- _SUPPLIED MATERIAL_:
===

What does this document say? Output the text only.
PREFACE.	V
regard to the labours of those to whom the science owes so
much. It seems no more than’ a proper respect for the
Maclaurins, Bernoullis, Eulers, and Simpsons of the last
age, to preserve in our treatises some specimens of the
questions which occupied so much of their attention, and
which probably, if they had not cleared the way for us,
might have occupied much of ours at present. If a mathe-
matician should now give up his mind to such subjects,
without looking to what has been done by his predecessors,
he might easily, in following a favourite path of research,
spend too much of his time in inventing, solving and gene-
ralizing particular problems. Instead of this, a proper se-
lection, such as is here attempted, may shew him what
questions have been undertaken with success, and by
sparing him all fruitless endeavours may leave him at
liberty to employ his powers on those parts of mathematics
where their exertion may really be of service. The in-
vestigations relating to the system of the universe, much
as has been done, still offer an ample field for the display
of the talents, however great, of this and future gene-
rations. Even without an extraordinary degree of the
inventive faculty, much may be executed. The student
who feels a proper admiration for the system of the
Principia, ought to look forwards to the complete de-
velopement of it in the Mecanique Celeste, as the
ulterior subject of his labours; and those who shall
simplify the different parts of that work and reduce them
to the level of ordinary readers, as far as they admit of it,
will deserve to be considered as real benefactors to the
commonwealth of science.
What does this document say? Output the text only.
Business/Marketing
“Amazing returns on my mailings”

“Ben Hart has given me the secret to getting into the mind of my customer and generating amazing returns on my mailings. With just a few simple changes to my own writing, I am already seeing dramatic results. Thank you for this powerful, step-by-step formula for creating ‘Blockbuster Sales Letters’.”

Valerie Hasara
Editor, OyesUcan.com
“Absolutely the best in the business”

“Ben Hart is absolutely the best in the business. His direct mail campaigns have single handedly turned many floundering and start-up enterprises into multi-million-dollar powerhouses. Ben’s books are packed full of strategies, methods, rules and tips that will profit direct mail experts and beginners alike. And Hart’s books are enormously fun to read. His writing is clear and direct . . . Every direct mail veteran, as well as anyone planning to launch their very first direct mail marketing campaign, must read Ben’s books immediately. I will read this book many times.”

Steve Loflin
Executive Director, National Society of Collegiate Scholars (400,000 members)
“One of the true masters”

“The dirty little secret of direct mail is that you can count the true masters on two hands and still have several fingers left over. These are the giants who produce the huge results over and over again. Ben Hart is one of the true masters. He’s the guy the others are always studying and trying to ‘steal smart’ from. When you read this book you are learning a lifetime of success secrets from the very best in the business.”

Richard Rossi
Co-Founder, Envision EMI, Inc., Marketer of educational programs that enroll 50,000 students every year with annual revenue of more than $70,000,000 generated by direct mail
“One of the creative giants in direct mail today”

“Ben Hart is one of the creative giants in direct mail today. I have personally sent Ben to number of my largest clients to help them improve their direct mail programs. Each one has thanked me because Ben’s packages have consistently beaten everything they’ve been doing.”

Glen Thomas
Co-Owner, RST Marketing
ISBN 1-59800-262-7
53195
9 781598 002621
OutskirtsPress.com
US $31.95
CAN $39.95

===

Which lines hold the word "labours"? Return all of them from the records above.

regard to the labours of those to whom the science owes so
ulterior subject of his labours; and those who shall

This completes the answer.